Dr. Kreuzer described how raw EEG tracings provide a live window into brain states on the scale of seconds, while spectrograms offer context of activity over minutes or hours. He pointed to numerous online educational resources and highlighted the Safe Brain Initiative’s half-day workshops on EEG education, with 18 completed and more planned.
Kathryn Rosenblatt, MD, MHS, an assistant professor of anesthesiology and critical care medicine, neurology and neurosurgery at Johns Hopkins University School of Medicine, concluded the session by examining EEG applications for delirium diagnosis and prediction in the ICU. She defined delirium as “a clinical syndrome resulting from acute encephalopathy,” distinguishing between delirium as a clinical state and encephalopathy as a pathophysiological process. Delirium is associated with higher mortality, long-term cognitive impairment, and longer ICU and hospital stays, yet currently lacks a gold standard biomarker despite diagnostic tools like DSM criteria and the Confusion Assessment Method.

EXTRACTED INFORMATION:

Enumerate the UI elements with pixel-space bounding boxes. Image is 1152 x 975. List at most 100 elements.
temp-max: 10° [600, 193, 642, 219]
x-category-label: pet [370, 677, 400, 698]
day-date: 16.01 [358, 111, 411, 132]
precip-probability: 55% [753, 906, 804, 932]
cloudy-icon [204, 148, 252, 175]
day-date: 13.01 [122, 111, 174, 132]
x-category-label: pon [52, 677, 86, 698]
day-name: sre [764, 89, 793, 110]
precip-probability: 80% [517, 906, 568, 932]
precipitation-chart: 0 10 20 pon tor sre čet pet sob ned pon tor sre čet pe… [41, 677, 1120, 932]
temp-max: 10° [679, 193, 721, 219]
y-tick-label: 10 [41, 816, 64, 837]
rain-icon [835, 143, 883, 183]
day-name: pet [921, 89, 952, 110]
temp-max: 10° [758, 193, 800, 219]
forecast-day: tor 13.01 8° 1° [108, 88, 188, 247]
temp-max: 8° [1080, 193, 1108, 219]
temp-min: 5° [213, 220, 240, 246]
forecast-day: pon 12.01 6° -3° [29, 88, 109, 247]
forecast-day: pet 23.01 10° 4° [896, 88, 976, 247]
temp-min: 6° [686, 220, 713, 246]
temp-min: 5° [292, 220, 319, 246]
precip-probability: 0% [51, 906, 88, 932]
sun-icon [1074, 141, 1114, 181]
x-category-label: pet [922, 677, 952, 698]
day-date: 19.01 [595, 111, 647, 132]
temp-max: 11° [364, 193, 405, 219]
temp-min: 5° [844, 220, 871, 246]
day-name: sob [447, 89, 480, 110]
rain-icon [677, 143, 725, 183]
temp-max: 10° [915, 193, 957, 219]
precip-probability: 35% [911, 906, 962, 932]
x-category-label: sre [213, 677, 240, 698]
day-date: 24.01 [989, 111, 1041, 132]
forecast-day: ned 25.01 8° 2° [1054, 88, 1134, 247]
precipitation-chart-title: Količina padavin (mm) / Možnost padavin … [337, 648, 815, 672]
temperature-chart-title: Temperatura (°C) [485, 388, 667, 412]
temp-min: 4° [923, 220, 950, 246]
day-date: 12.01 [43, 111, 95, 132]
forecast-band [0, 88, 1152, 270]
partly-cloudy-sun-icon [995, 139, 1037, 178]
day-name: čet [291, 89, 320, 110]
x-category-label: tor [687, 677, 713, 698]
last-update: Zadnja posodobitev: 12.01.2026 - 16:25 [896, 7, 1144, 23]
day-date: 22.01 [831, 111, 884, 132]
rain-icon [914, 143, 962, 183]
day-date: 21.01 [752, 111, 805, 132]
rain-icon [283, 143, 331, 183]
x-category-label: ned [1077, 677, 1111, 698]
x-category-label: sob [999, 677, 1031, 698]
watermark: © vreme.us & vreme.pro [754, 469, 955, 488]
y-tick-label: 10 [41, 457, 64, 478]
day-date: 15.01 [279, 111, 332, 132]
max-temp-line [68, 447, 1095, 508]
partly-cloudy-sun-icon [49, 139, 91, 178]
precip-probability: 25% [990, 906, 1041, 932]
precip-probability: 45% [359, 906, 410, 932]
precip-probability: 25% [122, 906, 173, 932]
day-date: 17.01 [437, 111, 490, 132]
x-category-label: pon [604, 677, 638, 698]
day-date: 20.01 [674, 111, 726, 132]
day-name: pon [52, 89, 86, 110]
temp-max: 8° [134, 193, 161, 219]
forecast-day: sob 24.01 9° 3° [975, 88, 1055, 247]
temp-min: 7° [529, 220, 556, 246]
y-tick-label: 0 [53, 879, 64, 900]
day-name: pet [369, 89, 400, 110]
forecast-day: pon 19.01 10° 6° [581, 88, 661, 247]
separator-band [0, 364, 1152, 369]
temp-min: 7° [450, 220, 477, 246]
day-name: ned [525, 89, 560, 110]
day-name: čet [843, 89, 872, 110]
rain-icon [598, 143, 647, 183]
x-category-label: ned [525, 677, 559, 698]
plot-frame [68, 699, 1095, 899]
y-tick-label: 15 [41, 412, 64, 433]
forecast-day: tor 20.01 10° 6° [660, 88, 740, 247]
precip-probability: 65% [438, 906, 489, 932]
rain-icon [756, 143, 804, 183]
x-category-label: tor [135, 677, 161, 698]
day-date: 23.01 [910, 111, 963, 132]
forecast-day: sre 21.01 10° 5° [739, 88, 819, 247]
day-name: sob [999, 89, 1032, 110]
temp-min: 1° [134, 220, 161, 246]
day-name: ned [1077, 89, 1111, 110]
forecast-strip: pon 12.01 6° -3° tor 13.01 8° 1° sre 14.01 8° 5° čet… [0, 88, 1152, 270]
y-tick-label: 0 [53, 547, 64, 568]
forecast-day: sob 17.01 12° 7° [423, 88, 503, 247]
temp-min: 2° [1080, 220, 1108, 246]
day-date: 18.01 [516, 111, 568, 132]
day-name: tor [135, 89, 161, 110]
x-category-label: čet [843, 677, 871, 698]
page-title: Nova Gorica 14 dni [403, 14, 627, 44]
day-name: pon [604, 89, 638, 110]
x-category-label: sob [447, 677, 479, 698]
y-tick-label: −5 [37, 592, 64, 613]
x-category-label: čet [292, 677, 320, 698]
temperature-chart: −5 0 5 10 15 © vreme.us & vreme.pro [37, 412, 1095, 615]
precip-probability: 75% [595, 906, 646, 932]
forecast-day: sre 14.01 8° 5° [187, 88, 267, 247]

TASKS AND EXERCISES:
A - Revise the EEG passage from "Kathryn Rosenblatt, MD, MHS, an" up to and including "Confusion Assessment Method.", putting "intensive care unit" wherever "ICU" appears.
B - Translate this sentence from the EEG passage into Spanish: "She defined delirium as “a clinical syndrome resulting from acute encephalopathy,” distinguishing between delirium as a clinical state and encephalopathy as a pathophysiological process."
C - Carry the EEG and delirium passage forward from its last sentence.
Nothing in the entries is needed.

ANSWERS BELOW:
A -
Kathryn Rosenblatt, MD, MHS, an assistant professor of anesthesiology and critical care medicine, neurology and neurosurgery at Johns Hopkins University School of Medicine, concluded the session by examining EEG applications for delirium diagnosis and prediction in the intensive care unit. She defined delirium as “a clinical syndrome resulting from acute encephalopathy,” distinguishing between delirium as a clinical state and encephalopathy as a pathophysiological process. Delirium is associated with higher mortality, long-term cognitive impairment, and longer intensive care unit and hospital stays, yet currently lacks a gold standard biomarker despite diagnostic tools like DSM criteria and the Confusion Assessment Method.

B - Definió el delirium como «un síndrome clínico resultante de una encefalopatía aguda», distinguiendo entre el delirium como estado clínico y la encefalopatía como proceso fisiopatológico.

C -
Dr. Rosenblatt described delirium as a failure of a vulnerable brain to show resilience in response to an acute stressor, with mechanisms likely including prior degenerative pathology, circadian dysregulation, oxidative stress, impaired metabolism, endothelial dysfunction, and neuroinflammation. EEG has long been recognized as a tool to diagnose delirium through identification of diffuse slowing, with the amount of slowing typically correlating with delirium severity. She noted that certain EEG patterns can suggest specific etiologies causing delirium, such as hepatic encephalopathy, thyroid disorders, metabolic derangements, and sepsis-associated encephalopathy, though specificity remains limited. The resolution of delirium typically corresponds with the return of higher frequency oscillations in the EEG. Dr. Rosenblatt concluded by highlighting promising research on using EEG to predict future delirium and the potential for integrating EEG into multimodal neuromonitoring for improved delirium prediction and diagnosis.
This session collectively emphasized that while processed EEG indices have featured in previous large clinical trials, the true benefit of EEG-guided anesthesia comes from understanding and interpreting the underlying brain activity patterns, particularly in vulnerable patients where optimized anesthetic delivery can significantly impact outcomes.